INSTRUCTIONS FOR THE TASK: Return every record below exactly as written, but leave out the pictures.

====================

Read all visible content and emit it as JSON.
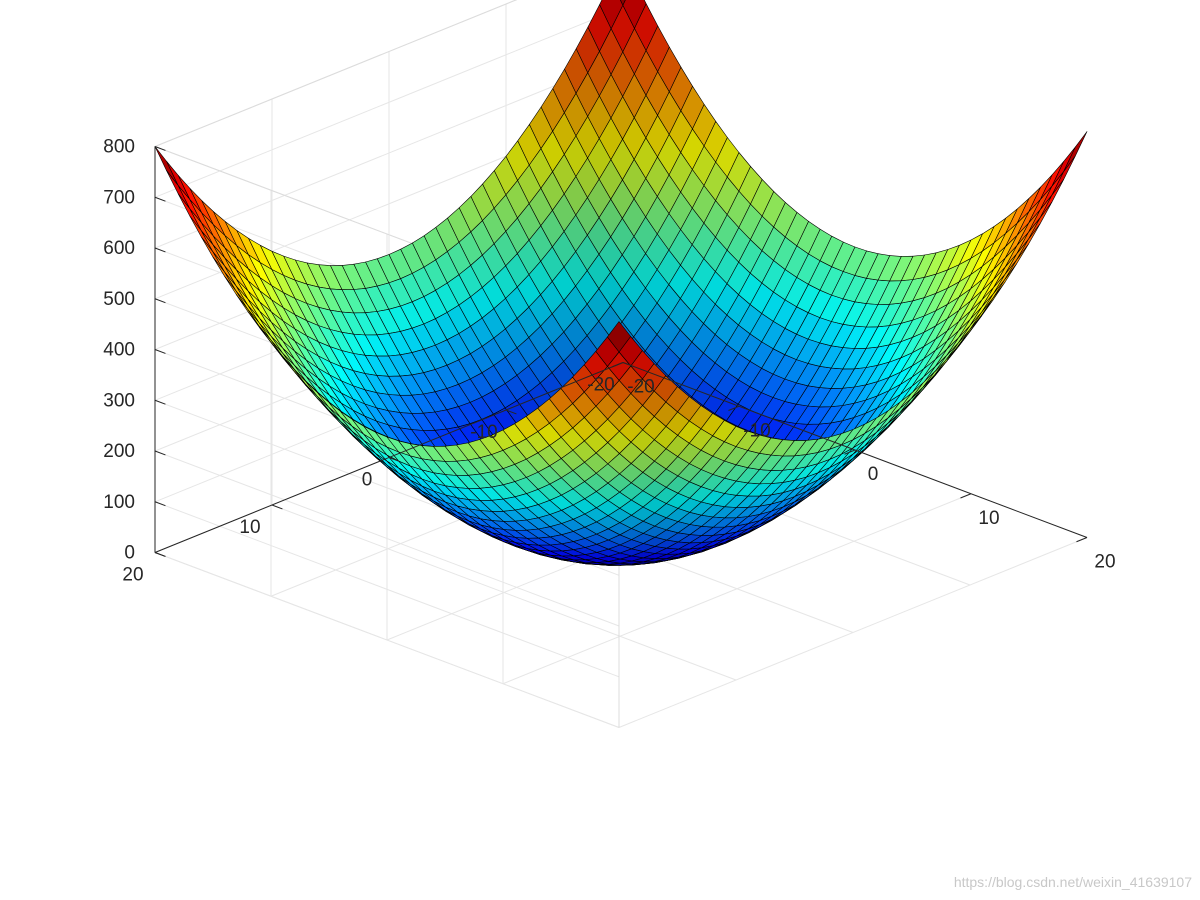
{
  "chart_data": {
    "type": "surface",
    "function": "z = x^2 + y^2",
    "title": "",
    "xlabel": "",
    "ylabel": "",
    "zlabel": "",
    "xlim": [
      -20,
      20
    ],
    "ylim": [
      -20,
      20
    ],
    "zlim": [
      0,
      800
    ],
    "mesh_step": 1,
    "x_ticks": [
      -20,
      -10,
      0,
      10,
      20
    ],
    "y_ticks": [
      -20,
      -10,
      0,
      10,
      20
    ],
    "z_ticks": [
      0,
      100,
      200,
      300,
      400,
      500,
      600,
      700,
      800
    ],
    "colormap": "jet",
    "edge_color": "#000000",
    "grid": true,
    "grid_color": "#e6e6e6",
    "axis_color": "#262626"
  },
  "watermark": "https://blog.csdn.net/weixin_41639107"
}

====================

EXERCISE SOLUTION:
Read all visible content and emit it as JSON.
{
  "chart_data": {
    "type": "surface",
    "function": "z = x^2 + y^2",
    "title": "",
    "xlabel": "",
    "ylabel": "",
    "zlabel": "",
    "xlim": [
      -20,
      20
    ],
    "ylim": [
      -20,
      20
    ],
    "zlim": [
      0,
      800
    ],
    "mesh_step": 1,
    "x_ticks": [
      -20,
      -10,
      0,
      10,
      20
    ],
    "y_ticks": [
      -20,
      -10,
      0,
      10,
      20
    ],
    "z_ticks": [
      0,
      100,
      200,
      300,
      400,
      500,
      600,
      700,
      800
    ],
    "colormap": "jet",
    "edge_color": "#000000",
    "grid": true,
    "grid_color": "#e6e6e6",
    "axis_color": "#262626"
  },
  "watermark": "https://blog.csdn.net/weixin_41639107"
}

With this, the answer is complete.